Data records -
··········
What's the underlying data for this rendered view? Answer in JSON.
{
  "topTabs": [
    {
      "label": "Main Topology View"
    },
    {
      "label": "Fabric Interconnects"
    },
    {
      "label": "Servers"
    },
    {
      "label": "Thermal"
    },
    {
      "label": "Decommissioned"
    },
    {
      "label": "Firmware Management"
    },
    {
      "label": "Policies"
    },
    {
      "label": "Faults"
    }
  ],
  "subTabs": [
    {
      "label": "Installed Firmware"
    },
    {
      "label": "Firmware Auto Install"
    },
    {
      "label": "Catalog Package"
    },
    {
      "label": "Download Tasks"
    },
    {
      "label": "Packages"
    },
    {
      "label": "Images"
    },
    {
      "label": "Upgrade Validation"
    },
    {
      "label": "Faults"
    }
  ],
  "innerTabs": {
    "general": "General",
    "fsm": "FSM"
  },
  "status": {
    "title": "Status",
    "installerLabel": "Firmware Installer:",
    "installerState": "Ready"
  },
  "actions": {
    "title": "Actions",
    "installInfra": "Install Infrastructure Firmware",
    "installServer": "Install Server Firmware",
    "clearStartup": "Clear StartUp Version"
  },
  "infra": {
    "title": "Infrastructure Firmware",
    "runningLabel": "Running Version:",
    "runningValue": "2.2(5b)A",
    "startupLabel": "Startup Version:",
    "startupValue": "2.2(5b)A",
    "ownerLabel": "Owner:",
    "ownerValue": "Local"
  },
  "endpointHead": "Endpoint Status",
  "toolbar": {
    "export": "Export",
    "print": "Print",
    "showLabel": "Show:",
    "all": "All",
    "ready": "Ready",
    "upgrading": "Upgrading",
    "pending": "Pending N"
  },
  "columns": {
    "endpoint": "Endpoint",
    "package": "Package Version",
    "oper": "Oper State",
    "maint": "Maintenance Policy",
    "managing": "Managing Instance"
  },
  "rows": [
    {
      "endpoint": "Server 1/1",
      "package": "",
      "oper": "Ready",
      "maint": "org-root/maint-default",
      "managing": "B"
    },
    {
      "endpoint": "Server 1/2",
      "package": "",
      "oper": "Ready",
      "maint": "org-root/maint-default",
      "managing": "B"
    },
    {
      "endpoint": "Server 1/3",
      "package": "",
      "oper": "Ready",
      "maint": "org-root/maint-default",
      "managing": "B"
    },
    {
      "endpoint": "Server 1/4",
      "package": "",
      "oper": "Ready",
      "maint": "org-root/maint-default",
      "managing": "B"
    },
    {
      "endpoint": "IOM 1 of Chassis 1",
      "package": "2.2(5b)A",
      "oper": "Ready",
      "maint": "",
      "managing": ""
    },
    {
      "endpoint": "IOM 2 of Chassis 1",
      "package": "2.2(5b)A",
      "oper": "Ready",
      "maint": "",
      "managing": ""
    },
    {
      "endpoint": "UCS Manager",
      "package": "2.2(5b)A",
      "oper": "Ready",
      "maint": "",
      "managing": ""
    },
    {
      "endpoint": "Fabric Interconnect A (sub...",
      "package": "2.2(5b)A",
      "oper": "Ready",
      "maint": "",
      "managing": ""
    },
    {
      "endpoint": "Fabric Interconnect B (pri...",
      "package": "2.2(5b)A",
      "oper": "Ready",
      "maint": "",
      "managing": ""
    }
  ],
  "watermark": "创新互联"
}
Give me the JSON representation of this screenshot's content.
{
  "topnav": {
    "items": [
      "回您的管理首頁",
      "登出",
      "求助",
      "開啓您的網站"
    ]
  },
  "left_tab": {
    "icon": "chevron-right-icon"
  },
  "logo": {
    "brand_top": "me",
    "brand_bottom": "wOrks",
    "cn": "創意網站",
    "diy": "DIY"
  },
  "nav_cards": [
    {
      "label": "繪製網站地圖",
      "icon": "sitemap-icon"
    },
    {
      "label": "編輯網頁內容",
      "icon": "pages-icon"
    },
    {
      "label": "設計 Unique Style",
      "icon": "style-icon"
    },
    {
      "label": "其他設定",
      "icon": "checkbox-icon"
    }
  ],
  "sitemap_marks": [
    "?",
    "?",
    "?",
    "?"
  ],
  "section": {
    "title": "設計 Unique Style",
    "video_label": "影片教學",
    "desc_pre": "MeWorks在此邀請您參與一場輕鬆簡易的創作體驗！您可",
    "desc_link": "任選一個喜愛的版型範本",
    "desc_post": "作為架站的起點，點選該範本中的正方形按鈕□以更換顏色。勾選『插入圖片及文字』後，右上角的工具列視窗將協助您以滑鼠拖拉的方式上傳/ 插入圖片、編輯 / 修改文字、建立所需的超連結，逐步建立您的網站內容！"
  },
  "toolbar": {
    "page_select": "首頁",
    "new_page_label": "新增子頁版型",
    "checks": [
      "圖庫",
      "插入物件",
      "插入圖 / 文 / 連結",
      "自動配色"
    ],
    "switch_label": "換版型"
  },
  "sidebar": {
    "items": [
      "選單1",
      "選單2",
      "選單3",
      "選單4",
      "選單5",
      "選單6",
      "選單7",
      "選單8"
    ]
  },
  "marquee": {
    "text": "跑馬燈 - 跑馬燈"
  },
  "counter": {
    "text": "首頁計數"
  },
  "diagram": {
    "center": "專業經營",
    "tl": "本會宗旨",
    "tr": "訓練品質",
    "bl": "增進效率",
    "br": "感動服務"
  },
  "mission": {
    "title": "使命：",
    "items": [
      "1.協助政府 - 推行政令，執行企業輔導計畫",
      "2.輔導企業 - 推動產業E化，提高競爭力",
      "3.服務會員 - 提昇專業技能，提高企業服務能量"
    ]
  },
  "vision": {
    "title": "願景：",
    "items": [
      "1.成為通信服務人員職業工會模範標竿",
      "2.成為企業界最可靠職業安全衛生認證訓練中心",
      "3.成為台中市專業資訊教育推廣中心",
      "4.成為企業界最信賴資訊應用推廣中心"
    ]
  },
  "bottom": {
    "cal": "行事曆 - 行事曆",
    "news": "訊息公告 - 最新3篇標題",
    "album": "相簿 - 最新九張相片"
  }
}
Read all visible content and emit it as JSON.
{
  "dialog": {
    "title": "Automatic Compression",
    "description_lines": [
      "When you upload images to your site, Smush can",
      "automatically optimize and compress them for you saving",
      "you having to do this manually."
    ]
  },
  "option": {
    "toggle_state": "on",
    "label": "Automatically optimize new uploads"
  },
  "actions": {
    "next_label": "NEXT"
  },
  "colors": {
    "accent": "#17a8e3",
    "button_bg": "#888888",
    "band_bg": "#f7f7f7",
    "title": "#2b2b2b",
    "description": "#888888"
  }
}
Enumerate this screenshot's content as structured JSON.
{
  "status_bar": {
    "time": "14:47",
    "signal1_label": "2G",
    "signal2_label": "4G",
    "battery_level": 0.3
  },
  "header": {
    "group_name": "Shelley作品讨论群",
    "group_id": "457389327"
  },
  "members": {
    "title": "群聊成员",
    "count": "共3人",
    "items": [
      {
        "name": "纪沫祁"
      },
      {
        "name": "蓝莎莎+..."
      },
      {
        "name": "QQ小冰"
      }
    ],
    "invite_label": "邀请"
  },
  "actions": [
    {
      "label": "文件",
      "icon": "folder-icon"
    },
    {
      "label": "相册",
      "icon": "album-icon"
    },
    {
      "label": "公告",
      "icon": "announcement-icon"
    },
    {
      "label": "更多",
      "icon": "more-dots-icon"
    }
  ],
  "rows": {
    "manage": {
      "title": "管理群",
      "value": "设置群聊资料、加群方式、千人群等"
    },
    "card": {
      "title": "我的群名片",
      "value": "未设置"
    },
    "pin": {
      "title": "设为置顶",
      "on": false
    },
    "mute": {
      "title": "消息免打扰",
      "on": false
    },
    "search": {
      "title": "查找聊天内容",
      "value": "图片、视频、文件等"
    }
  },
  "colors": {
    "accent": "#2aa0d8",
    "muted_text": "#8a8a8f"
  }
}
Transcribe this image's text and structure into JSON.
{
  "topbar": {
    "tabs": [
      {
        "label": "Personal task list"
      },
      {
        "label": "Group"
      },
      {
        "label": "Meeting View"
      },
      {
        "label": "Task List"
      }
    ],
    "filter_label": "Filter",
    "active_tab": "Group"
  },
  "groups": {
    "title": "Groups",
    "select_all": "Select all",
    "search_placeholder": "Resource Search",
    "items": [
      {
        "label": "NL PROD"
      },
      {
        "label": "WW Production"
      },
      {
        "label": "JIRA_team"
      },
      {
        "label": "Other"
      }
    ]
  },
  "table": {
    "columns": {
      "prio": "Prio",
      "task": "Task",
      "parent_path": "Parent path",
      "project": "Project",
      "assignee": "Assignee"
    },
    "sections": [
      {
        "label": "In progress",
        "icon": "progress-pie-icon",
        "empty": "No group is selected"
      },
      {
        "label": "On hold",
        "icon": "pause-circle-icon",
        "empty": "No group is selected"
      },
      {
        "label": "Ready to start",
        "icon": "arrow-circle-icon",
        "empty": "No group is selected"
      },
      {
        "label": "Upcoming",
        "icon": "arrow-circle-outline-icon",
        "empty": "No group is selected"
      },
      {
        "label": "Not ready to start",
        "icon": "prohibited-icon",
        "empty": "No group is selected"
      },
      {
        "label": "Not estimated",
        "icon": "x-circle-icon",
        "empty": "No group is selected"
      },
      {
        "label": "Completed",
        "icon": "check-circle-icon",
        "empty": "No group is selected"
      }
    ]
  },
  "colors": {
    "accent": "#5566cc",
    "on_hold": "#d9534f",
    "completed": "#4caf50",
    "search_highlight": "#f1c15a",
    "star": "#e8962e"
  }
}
··········
Problem description -
Tally up the lines holding the word "accent" in the data above, and answer with that figure only.

Answer below -
3